_What this task involves_
Copy out each line of the listing that has the word "only" in it.

Rows from a dataset
########

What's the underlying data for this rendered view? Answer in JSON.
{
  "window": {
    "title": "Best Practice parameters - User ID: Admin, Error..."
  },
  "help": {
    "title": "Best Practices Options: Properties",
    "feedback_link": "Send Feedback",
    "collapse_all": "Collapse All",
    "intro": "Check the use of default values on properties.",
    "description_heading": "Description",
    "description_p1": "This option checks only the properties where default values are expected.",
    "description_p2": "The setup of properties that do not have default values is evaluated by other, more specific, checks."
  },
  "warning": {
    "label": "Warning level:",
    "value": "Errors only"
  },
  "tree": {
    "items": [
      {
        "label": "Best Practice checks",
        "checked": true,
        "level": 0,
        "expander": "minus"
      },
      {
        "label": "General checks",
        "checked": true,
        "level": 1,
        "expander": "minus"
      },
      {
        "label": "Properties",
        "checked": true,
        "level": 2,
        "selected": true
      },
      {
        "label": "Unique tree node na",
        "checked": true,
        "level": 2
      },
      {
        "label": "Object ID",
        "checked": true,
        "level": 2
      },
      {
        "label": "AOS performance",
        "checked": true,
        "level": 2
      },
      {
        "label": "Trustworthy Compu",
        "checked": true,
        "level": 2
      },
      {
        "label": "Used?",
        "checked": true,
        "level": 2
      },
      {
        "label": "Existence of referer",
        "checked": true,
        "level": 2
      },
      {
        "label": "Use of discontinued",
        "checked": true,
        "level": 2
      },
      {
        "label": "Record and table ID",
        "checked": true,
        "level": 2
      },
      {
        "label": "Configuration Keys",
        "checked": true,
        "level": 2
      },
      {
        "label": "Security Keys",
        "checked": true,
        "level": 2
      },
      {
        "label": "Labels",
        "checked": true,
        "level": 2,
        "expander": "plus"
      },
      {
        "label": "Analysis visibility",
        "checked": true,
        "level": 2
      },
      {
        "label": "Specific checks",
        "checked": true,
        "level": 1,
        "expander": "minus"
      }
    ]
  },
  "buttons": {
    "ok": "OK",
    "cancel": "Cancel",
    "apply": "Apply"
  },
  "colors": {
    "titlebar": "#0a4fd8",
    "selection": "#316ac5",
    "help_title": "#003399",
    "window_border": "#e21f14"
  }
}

########

_Solution to the exercise_
    "description_p1": "This option checks only the properties where default values are expected.",
    "value": "Errors only"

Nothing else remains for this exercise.